## Begin

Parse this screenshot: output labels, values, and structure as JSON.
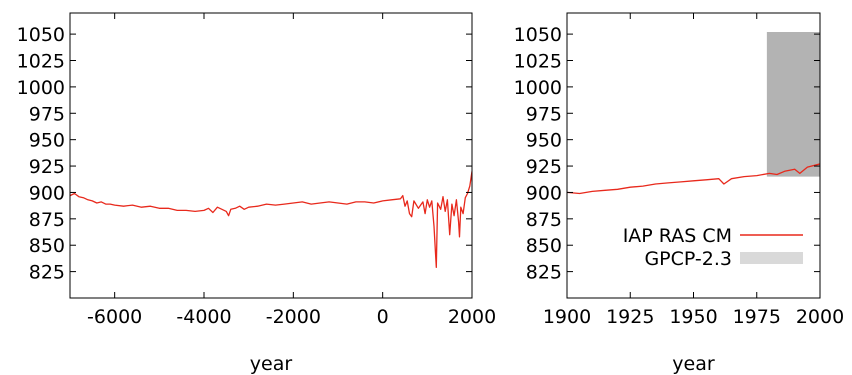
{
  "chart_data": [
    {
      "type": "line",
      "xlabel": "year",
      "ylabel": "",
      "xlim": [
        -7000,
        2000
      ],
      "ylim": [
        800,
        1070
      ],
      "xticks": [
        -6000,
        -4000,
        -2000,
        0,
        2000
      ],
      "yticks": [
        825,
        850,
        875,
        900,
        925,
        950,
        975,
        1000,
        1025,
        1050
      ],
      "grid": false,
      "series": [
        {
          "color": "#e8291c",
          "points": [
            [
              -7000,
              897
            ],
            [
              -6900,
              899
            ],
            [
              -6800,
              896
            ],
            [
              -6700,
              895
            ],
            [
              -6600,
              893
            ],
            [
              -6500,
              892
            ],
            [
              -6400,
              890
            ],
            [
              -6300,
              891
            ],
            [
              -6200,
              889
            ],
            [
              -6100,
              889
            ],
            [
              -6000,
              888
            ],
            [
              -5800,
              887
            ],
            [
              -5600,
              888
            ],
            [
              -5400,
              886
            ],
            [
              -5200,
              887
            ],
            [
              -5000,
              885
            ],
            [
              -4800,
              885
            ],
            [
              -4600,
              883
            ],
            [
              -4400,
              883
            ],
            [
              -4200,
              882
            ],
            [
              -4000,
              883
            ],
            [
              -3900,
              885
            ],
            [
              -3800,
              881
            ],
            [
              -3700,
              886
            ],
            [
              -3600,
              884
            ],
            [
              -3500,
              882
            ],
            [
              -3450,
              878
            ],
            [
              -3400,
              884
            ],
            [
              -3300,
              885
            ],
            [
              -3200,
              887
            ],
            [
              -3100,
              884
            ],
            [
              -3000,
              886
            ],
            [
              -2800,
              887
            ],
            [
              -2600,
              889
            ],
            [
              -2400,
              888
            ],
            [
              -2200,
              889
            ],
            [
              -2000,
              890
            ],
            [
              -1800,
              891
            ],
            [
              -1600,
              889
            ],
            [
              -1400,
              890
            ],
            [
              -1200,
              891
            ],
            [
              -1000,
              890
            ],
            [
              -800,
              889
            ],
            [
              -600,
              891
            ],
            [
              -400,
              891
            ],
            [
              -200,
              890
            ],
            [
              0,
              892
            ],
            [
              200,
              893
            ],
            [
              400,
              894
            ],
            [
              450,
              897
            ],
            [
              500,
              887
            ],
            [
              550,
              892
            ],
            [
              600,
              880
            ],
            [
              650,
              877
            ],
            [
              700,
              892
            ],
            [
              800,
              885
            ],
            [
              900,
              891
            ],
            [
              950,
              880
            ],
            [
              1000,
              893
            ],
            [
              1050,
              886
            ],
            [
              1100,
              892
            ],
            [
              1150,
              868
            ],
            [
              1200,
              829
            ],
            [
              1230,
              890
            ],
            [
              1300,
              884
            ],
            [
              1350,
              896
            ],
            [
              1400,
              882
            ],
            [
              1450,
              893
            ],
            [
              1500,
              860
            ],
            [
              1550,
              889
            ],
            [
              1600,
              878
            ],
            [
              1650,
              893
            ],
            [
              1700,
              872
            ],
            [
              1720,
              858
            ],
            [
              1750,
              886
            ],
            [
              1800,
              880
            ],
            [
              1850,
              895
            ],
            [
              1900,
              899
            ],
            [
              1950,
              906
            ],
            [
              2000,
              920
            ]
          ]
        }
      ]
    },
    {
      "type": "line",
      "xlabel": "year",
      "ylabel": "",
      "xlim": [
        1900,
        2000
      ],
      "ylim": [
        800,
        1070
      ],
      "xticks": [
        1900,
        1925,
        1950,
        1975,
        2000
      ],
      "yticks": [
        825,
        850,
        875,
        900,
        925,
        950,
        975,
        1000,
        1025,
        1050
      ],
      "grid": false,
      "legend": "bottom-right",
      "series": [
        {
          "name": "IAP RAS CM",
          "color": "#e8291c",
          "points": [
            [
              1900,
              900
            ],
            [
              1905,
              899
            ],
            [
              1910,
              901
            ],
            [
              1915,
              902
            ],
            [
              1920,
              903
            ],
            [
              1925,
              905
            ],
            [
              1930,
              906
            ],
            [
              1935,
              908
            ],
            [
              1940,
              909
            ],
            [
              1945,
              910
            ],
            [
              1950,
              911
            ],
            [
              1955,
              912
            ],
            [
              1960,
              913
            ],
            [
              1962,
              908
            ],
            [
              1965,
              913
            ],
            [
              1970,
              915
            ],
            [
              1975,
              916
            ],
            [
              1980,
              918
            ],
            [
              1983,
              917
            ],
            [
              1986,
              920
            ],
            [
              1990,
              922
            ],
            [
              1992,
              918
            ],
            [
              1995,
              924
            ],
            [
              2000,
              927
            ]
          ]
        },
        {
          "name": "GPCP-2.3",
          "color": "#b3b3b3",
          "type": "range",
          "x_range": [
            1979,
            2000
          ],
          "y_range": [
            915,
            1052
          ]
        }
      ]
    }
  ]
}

## End

Set down the records in full and exactly. Do not carry over any image.

:: Answer for the task ::
Parse this screenshot: output labels, values, and structure as JSON.
{
  "chart_data": [
    {
      "type": "line",
      "xlabel": "year",
      "ylabel": "",
      "xlim": [
        -7000,
        2000
      ],
      "ylim": [
        800,
        1070
      ],
      "xticks": [
        -6000,
        -4000,
        -2000,
        0,
        2000
      ],
      "yticks": [
        825,
        850,
        875,
        900,
        925,
        950,
        975,
        1000,
        1025,
        1050
      ],
      "grid": false,
      "series": [
        {
          "color": "#e8291c",
          "points": [
            [
              -7000,
              897
            ],
            [
              -6900,
              899
            ],
            [
              -6800,
              896
            ],
            [
              -6700,
              895
            ],
            [
              -6600,
              893
            ],
            [
              -6500,
              892
            ],
            [
              -6400,
              890
            ],
            [
              -6300,
              891
            ],
            [
              -6200,
              889
            ],
            [
              -6100,
              889
            ],
            [
              -6000,
              888
            ],
            [
              -5800,
              887
            ],
            [
              -5600,
              888
            ],
            [
              -5400,
              886
            ],
            [
              -5200,
              887
            ],
            [
              -5000,
              885
            ],
            [
              -4800,
              885
            ],
            [
              -4600,
              883
            ],
            [
              -4400,
              883
            ],
            [
              -4200,
              882
            ],
            [
              -4000,
              883
            ],
            [
              -3900,
              885
            ],
            [
              -3800,
              881
            ],
            [
              -3700,
              886
            ],
            [
              -3600,
              884
            ],
            [
              -3500,
              882
            ],
            [
              -3450,
              878
            ],
            [
              -3400,
              884
            ],
            [
              -3300,
              885
            ],
            [
              -3200,
              887
            ],
            [
              -3100,
              884
            ],
            [
              -3000,
              886
            ],
            [
              -2800,
              887
            ],
            [
              -2600,
              889
            ],
            [
              -2400,
              888
            ],
            [
              -2200,
              889
            ],
            [
              -2000,
              890
            ],
            [
              -1800,
              891
            ],
            [
              -1600,
              889
            ],
            [
              -1400,
              890
            ],
            [
              -1200,
              891
            ],
            [
              -1000,
              890
            ],
            [
              -800,
              889
            ],
            [
              -600,
              891
            ],
            [
              -400,
              891
            ],
            [
              -200,
              890
            ],
            [
              0,
              892
            ],
            [
              200,
              893
            ],
            [
              400,
              894
            ],
            [
              450,
              897
            ],
            [
              500,
              887
            ],
            [
              550,
              892
            ],
            [
              600,
              880
            ],
            [
              650,
              877
            ],
            [
              700,
              892
            ],
            [
              800,
              885
            ],
            [
              900,
              891
            ],
            [
              950,
              880
            ],
            [
              1000,
              893
            ],
            [
              1050,
              886
            ],
            [
              1100,
              892
            ],
            [
              1150,
              868
            ],
            [
              1200,
              829
            ],
            [
              1230,
              890
            ],
            [
              1300,
              884
            ],
            [
              1350,
              896
            ],
            [
              1400,
              882
            ],
            [
              1450,
              893
            ],
            [
              1500,
              860
            ],
            [
              1550,
              889
            ],
            [
              1600,
              878
            ],
            [
              1650,
              893
            ],
            [
              1700,
              872
            ],
            [
              1720,
              858
            ],
            [
              1750,
              886
            ],
            [
              1800,
              880
            ],
            [
              1850,
              895
            ],
            [
              1900,
              899
            ],
            [
              1950,
              906
            ],
            [
              2000,
              920
            ]
          ]
        }
      ]
    },
    {
      "type": "line",
      "xlabel": "year",
      "ylabel": "",
      "xlim": [
        1900,
        2000
      ],
      "ylim": [
        800,
        1070
      ],
      "xticks": [
        1900,
        1925,
        1950,
        1975,
        2000
      ],
      "yticks": [
        825,
        850,
        875,
        900,
        925,
        950,
        975,
        1000,
        1025,
        1050
      ],
      "grid": false,
      "legend": "bottom-right",
      "series": [
        {
          "name": "IAP RAS CM",
          "color": "#e8291c",
          "points": [
            [
              1900,
              900
            ],
            [
              1905,
              899
            ],
            [
              1910,
              901
            ],
            [
              1915,
              902
            ],
            [
              1920,
              903
            ],
            [
              1925,
              905
            ],
            [
              1930,
              906
            ],
            [
              1935,
              908
            ],
            [
              1940,
              909
            ],
            [
              1945,
              910
            ],
            [
              1950,
              911
            ],
            [
              1955,
              912
            ],
            [
              1960,
              913
            ],
            [
              1962,
              908
            ],
            [
              1965,
              913
            ],
            [
              1970,
              915
            ],
            [
              1975,
              916
            ],
            [
              1980,
              918
            ],
            [
              1983,
              917
            ],
            [
              1986,
              920
            ],
            [
              1990,
              922
            ],
            [
              1992,
              918
            ],
            [
              1995,
              924
            ],
            [
              2000,
              927
            ]
          ]
        },
        {
          "name": "GPCP-2.3",
          "color": "#b3b3b3",
          "type": "range",
          "x_range": [
            1979,
            2000
          ],
          "y_range": [
            915,
            1052
          ]
        }
      ]
    }
  ]
}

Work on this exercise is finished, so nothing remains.